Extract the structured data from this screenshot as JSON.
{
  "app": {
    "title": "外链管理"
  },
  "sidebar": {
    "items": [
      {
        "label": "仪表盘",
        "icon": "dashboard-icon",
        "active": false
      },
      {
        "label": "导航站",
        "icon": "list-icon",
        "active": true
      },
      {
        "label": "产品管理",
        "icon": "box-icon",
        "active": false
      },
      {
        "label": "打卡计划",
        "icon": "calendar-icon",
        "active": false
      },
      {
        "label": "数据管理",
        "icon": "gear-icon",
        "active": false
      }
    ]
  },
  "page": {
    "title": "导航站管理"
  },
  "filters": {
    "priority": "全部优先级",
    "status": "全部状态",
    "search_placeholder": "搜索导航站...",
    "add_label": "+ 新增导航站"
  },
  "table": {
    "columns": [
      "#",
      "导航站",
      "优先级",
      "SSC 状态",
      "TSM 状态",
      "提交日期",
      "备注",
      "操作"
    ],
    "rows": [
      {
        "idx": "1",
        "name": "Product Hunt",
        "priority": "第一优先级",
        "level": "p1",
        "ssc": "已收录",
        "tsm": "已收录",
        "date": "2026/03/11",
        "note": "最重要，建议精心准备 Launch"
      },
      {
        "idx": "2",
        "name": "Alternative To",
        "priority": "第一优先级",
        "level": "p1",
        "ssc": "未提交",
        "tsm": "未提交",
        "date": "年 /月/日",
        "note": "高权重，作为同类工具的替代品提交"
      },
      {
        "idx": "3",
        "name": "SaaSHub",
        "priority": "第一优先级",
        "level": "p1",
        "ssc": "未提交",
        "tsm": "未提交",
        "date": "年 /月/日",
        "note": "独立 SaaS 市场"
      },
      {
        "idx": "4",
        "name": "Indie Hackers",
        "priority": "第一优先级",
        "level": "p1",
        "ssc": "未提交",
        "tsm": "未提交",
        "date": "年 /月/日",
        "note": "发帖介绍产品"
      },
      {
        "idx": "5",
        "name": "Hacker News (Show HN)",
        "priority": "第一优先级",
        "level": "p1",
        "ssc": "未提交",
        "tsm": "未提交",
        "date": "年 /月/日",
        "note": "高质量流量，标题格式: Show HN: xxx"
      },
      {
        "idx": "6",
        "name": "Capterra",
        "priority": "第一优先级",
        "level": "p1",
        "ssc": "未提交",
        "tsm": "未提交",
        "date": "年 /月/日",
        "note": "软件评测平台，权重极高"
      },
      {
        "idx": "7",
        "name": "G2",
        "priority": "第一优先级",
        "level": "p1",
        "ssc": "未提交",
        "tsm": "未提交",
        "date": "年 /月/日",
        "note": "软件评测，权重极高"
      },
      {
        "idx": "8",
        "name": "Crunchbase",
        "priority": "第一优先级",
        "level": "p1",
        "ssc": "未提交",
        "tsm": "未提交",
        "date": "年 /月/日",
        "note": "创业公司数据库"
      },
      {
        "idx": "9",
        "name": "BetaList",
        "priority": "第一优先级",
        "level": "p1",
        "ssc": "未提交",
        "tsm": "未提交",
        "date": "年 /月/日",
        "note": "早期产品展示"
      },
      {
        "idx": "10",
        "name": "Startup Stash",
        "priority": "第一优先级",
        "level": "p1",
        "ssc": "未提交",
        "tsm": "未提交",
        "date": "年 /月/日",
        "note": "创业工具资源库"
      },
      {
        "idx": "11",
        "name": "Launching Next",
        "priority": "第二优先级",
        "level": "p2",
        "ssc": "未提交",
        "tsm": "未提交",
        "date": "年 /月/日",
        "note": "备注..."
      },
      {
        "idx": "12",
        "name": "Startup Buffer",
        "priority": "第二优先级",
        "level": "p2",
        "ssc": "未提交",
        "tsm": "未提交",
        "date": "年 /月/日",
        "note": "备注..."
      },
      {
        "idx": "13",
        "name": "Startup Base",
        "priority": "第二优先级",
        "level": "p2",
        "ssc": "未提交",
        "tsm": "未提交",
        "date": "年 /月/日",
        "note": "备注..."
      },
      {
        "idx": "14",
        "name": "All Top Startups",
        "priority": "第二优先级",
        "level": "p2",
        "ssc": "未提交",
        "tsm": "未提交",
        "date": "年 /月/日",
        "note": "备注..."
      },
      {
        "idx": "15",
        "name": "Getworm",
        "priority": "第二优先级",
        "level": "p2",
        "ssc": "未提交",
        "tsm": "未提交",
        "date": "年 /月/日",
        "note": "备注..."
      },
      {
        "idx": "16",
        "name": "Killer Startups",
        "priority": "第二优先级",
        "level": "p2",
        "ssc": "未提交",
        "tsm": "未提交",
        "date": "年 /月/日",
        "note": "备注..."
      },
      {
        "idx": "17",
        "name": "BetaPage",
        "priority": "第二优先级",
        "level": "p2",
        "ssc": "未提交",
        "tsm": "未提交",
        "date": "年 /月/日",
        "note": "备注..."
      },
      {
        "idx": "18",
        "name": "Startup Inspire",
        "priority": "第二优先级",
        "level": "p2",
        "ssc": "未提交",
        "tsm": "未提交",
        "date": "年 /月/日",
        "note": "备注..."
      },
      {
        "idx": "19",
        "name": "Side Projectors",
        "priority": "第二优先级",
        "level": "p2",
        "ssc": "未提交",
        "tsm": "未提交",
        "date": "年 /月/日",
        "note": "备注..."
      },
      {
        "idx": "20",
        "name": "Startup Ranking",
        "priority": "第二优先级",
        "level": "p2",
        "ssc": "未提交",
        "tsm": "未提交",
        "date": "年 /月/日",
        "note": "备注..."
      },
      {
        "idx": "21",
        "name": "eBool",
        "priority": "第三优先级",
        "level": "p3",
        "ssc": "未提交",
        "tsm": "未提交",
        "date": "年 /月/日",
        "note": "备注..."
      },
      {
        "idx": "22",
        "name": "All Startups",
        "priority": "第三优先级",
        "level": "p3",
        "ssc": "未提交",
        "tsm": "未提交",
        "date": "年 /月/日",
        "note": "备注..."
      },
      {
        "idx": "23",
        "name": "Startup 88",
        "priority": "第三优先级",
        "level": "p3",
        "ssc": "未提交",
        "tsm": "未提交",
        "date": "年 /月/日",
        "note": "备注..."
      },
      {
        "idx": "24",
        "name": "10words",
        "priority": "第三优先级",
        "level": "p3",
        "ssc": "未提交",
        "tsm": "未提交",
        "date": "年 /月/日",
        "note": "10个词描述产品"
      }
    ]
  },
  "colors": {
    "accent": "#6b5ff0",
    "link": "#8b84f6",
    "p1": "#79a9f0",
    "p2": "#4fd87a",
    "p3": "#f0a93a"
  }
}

_WHAT IS REQUIRED_. Pull out every line containing "icon".

_REPLY_.
        "icon": "dashboard-icon",
        "icon": "list-icon",
        "icon": "box-icon",
        "icon": "calendar-icon",
        "icon": "gear-icon",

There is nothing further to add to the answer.